Exercise task: Reproduce the article below about the FEC quorum and Facebook's political ad policy in full, word for word.

Given passage:
● ● ● ● ● ● ●

FEC Commissioners
The FEC is missing three commissioners and is one commissioner short of a quorum. Photo credit: Adapted by WhoWhatWhy from FEC, FEC / Wikimedia, and Otakuma / Wikimedia (CC BY-SA 3.0).

Without a quorum of four commissioners at the FEC, Facebook announced updates to its ad policy. Experts warn self-regulation could bring more problems than solutions ahead of the 2020 election.

Protecting Out Vote 2020

A key component of the “information warfare” Russia waged on the 2016 presidential election was the spread of misinformation on popular social media platforms. Yet, in spite of repeated calls from US intelligence agencies to secure future elections, the federal government has done nothing to prevent this from happening again.

Experts warn that this inaction could encourage Russia — and others — to return with an even stronger attack in 2020.

And while it is bad enough that Senate Majority Leader Mitch McConnell (R-KY) is refusing to allow a vote on legislation to secure elections, the FEC — America’s federal election watchdog agency — has now gone from being dysfunctional to effectively shutting down.

That is leaving the job of protecting voters from a repeat of the 2016 interference in the hands of an institution with a poor record of self-policing that stands to profit the most from those ads: Facebook.

Two days after Republican FEC Vice Chairman Matt Petersen resigned late last month, leaving the agency that enforces campaign finance laws with just three commissioners, Facebook announced updates to its political advertising policy that will begin in the coming days.

● ● ● ● ● ● ●

Excerpted data:
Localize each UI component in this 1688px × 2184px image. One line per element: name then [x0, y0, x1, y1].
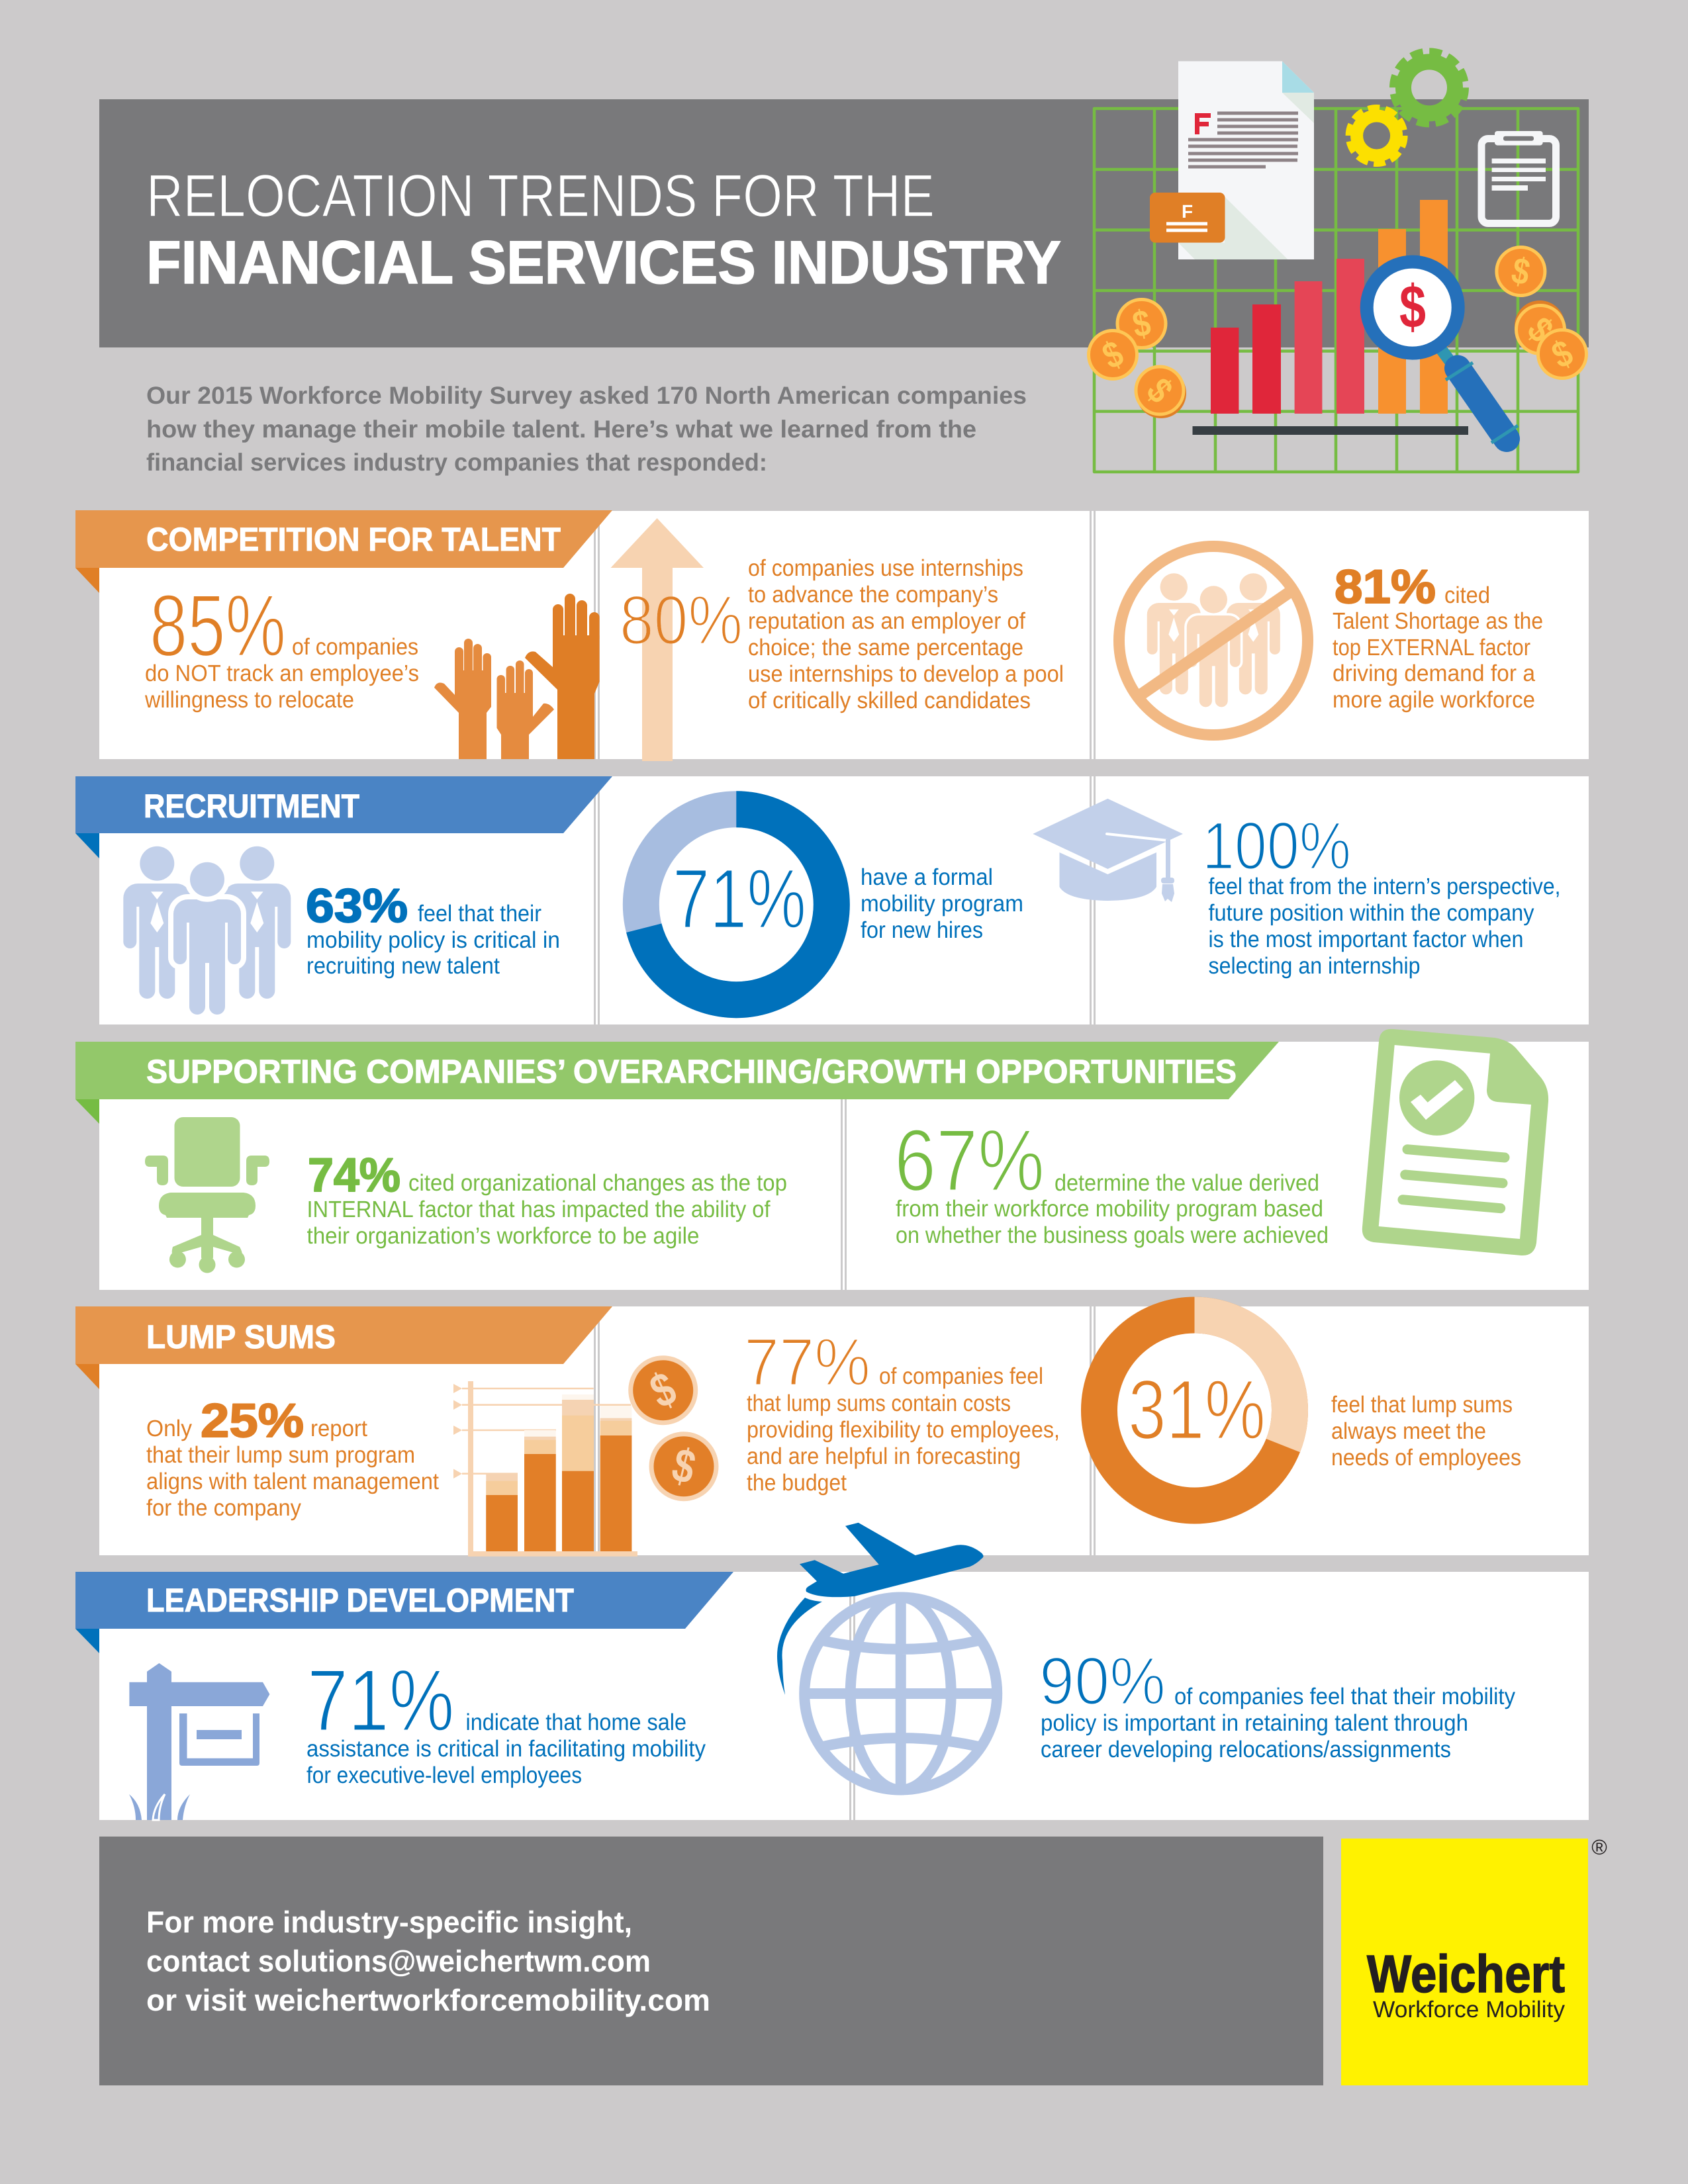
dividers	[594, 776, 1096, 1024]
intro text: how they manage their mobile talent. Here’s what we learned from the	[146, 416, 976, 443]
icon: coins right: $	[1519, 309, 1562, 349]
stat: 77%: that lump sums contain costs	[747, 1390, 1011, 1416]
stat: 67%: 67%	[894, 1112, 1045, 1210]
bar chart: rising bars	[1193, 200, 1468, 435]
stat: 71%: indicate that home sale	[466, 1709, 686, 1735]
title: FINANCIAL SERVICES INDUSTRY	[146, 229, 1061, 296]
logo: Weichert Workforce Mobility: Weichert	[1367, 1944, 1565, 2003]
footer band	[99, 1837, 1323, 2085]
stat: 63%: 63%	[306, 880, 408, 933]
stat: 80%: choice; the same percentage	[748, 635, 1023, 660]
stat: 67%: on whether the business goals were achieved	[896, 1222, 1329, 1248]
text: meet needs of employees: needs of employees	[1331, 1445, 1521, 1471]
ribbon heading	[75, 776, 612, 858]
text: meet needs of employees: always meet the	[1331, 1418, 1486, 1444]
stat: 81%: driving demand for a	[1333, 660, 1536, 686]
logo: Weichert Workforce Mobility: ®	[1591, 1835, 1607, 1859]
icon: green gear	[1393, 51, 1466, 124]
icon: up arrow	[610, 518, 704, 761]
icon: orange tag	[1150, 193, 1225, 243]
stat: 80%: of companies use internships	[748, 555, 1023, 581]
title: RELOCATION TRENDS FOR THE	[146, 163, 935, 230]
ribbon heading	[75, 1042, 1279, 1124]
icon: coins right	[1497, 248, 1586, 379]
stat: 63%: feel that their	[418, 901, 541, 927]
header panel	[99, 51, 1589, 476]
icon: dollar coins: $	[667, 1438, 700, 1494]
stat: 100%	[1202, 808, 1561, 979]
icon: clipboard	[1481, 131, 1556, 224]
stat: 77%: of companies feel	[879, 1363, 1043, 1389]
ribbon heading	[75, 1306, 612, 1389]
icon: raised hands	[434, 594, 600, 759]
ribbon heading	[75, 510, 612, 593]
stat: 25%: for the company	[146, 1495, 301, 1521]
intro text	[146, 382, 1027, 476]
stat: 71%: assistance is critical in facilitating mobility	[306, 1736, 706, 1762]
ribbon heading: LEADERSHIP DEVELOPMENT	[146, 1582, 574, 1619]
stat: 63%: recruiting new talent	[306, 953, 500, 979]
dividers	[849, 1572, 855, 1820]
stat: 81%: top EXTERNAL factor	[1333, 635, 1530, 660]
ribbon heading: LUMP SUMS	[146, 1318, 336, 1355]
panel: recruitment	[75, 776, 1589, 1024]
stat: 90%: of companies feel that their mobility	[1174, 1684, 1515, 1709]
icon: coins left: $	[1096, 332, 1129, 377]
icon: real estate sign	[129, 1663, 269, 1820]
panel background	[99, 1306, 1589, 1555]
logo: Weichert Workforce Mobility	[1341, 1835, 1607, 2085]
panel background	[99, 776, 1589, 1024]
panel: supporting companies	[75, 1029, 1589, 1290]
icon: airplane	[777, 1523, 984, 1695]
stat: 81%: 81%	[1335, 561, 1436, 614]
icon: document	[1178, 61, 1314, 259]
icon: dollar coins	[631, 1358, 716, 1499]
stat: 25%: report	[310, 1416, 367, 1441]
donut chart: 31%	[1099, 1315, 1289, 1506]
stat: 90%: 90%	[1039, 1643, 1166, 1719]
stat: 77%: and are helpful in forecasting	[747, 1443, 1021, 1469]
icon: coins left	[1088, 299, 1186, 418]
stat: 90%	[1039, 1643, 1515, 1762]
stat: 71%: for executive-level employees	[306, 1762, 582, 1788]
icon: magnifying glass: $	[1399, 273, 1426, 341]
icon: office chair	[145, 1117, 269, 1273]
stat: 80%: of critically skilled candidates	[748, 688, 1031, 713]
icon: no people	[1119, 547, 1308, 735]
stat: 85%: 85%	[150, 577, 286, 675]
stat: 90%: policy is important in retaining talent through	[1041, 1710, 1468, 1736]
donut chart: 71%	[641, 809, 831, 1000]
icon: coins left: $	[1129, 301, 1154, 345]
stat: 74%: INTERNAL factor that has impacted the ability of	[307, 1197, 771, 1222]
text: formal mobility program: have a formal	[861, 864, 993, 890]
dividers	[841, 1042, 847, 1290]
stat: 85%: of companies	[292, 634, 418, 660]
stat: 80%: 80%	[620, 582, 743, 659]
dividers	[594, 511, 1096, 759]
bar chart: stacked bars with flags	[453, 1381, 637, 1557]
stat: 25%: that their lump sum program	[146, 1442, 415, 1468]
panel background	[99, 511, 1589, 759]
stat: 90%: career developing relocations/assignments	[1041, 1737, 1451, 1762]
intro text: Our 2015 Workforce Mobility Survey asked 170 North American companies	[146, 382, 1027, 409]
stat: 67%: from their workforce mobility program based	[896, 1196, 1323, 1222]
panel: lump sums	[75, 1306, 1589, 1557]
stat: 100%: feel that from the intern’s perspective,	[1209, 874, 1561, 899]
call to action text	[146, 1905, 710, 2017]
stat: 71%	[306, 1652, 706, 1788]
stat: 77%	[744, 1324, 1060, 1496]
stat: 63%	[306, 880, 560, 979]
stat: 80%: to advance the company’s	[748, 582, 998, 608]
stat: 81%: more agile workforce	[1333, 687, 1535, 713]
stat: 25%: 25%	[201, 1394, 304, 1447]
icon: orange tag: F	[1182, 201, 1193, 222]
donut chart: 71%: 71%	[673, 852, 806, 946]
icon: globe	[804, 1598, 997, 1790]
stat: 77%: 77%	[744, 1324, 870, 1400]
header band	[99, 99, 1589, 347]
text: formal mobility program	[861, 864, 1023, 943]
stat: 81%	[1333, 561, 1543, 713]
stat: 85%: do NOT track an employee’s	[145, 660, 419, 686]
stat: 74%: their organization’s workforce to be agile	[307, 1223, 699, 1249]
panel: competition for talent	[75, 510, 1589, 761]
stat: 25%: aligns with talent management	[146, 1469, 439, 1494]
call to action text: contact solutions@weichertwm.com	[146, 1944, 651, 1978]
panel: leadership development	[75, 1523, 1589, 1820]
icon: magnifying glass	[1367, 262, 1518, 443]
footer panel	[99, 1835, 1607, 2085]
stat: 85%: willingness to relocate	[144, 687, 354, 713]
ribbon heading: COMPETITION FOR TALENT	[146, 521, 561, 558]
icon: three people	[123, 846, 291, 1015]
stat: 100%: is the most important factor when	[1209, 927, 1524, 952]
logo: Weichert Workforce Mobility: Workforce Mobility	[1373, 1997, 1565, 2023]
panel background	[99, 1042, 1589, 1290]
stat: 67%	[894, 1112, 1329, 1248]
stat: 25%: Only	[146, 1416, 192, 1441]
stat: 80%	[620, 555, 1064, 713]
stat: 77%: providing flexibility to employees,	[747, 1417, 1060, 1443]
title	[146, 163, 1061, 296]
ribbon heading	[75, 1572, 733, 1653]
stat: 67%: determine the value derived	[1055, 1170, 1319, 1196]
icon: dollar coins: $	[643, 1362, 684, 1419]
stat: 80%: reputation as an employer of	[748, 608, 1025, 634]
icon: document with check mark	[1362, 1029, 1548, 1255]
text: formal mobility program: for new hires	[861, 917, 983, 943]
dividers	[594, 1306, 1096, 1555]
call to action text: For more industry-specific insight,	[146, 1905, 632, 1939]
donut chart: 31%: 31%	[1128, 1363, 1266, 1457]
stat: 71%: 71%	[307, 1652, 454, 1750]
illustration: finance grid, document, gears, bars and magnifier	[1088, 51, 1586, 472]
ribbon heading: SUPPORTING COMPANIES’ OVERARCHING/GROWTH OPPORTUNITIES	[146, 1053, 1237, 1090]
stat: 85%	[144, 577, 419, 713]
icon: coins right: $	[1508, 249, 1534, 293]
stat: 80%: use internships to develop a pool	[748, 661, 1064, 687]
text: formal mobility program: mobility program	[861, 891, 1023, 917]
stat: 81%: cited	[1444, 582, 1490, 608]
stat: 100%: future position within the company	[1209, 900, 1534, 926]
icon: yellow gear	[1348, 107, 1405, 164]
stat: 100%: 100%	[1202, 808, 1351, 884]
text: meet needs of employees: feel that lump sums	[1331, 1392, 1513, 1418]
stat: 25%	[146, 1394, 439, 1521]
icon: graduation cap	[1033, 799, 1183, 902]
text: meet needs of employees	[1331, 1392, 1521, 1471]
icon: coins left: $	[1139, 370, 1181, 410]
stat: 74%: cited organizational changes as the top	[408, 1170, 787, 1196]
stat: 63%: mobility policy is critical in	[306, 927, 560, 953]
stat: 77%: the budget	[747, 1470, 847, 1496]
icon: coins right: $	[1546, 332, 1579, 377]
intro text: financial services industry companies that responded:	[146, 449, 767, 476]
stat: 74%: 74%	[308, 1149, 400, 1202]
stat: 74%	[307, 1149, 787, 1249]
stat: 81%: Talent Shortage as the	[1333, 608, 1543, 634]
stat: 100%: selecting an internship	[1209, 953, 1421, 979]
call to action text: or visit weichertworkforcemobility.com	[146, 1983, 710, 2017]
icon: green grid	[1094, 109, 1578, 472]
ribbon heading: RECRUITMENT	[144, 788, 359, 825]
panel background	[99, 1572, 1589, 1820]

● ● ● ● ● ● ●

Full solution:
FEC Commissioners
The FEC is missing three commissioners and is one commissioner short of a quorum. Photo credit: Adapted by WhoWhatWhy from FEC, FEC / Wikimedia, and Otakuma / Wikimedia (CC BY-SA 3.0).

Without a quorum of four commissioners at the FEC, Facebook announced updates to its ad policy. Experts warn self-regulation could bring more problems than solutions ahead of the 2020 election.

Protecting Out Vote 2020

A key component of the “information warfare” Russia waged on the 2016 presidential election was the spread of misinformation on popular social media platforms. Yet, in spite of repeated calls from US intelligence agencies to secure future elections, the federal government has done nothing to prevent this from happening again.

Experts warn that this inaction could encourage Russia — and others — to return with an even stronger attack in 2020.

And while it is bad enough that Senate Majority Leader Mitch McConnell (R-KY) is refusing to allow a vote on legislation to secure elections, the FEC — America’s federal election watchdog agency — has now gone from being dysfunctional to effectively shutting down.

That is leaving the job of protecting voters from a repeat of the 2016 interference in the hands of an institution with a poor record of self-policing that stands to profit the most from those ads: Facebook.

Two days after Republican FEC Vice Chairman Matt Petersen resigned late last month, leaving the agency that enforces campaign finance laws with just three commissioners, Facebook announced updates to its political advertising policy that will begin in the coming days.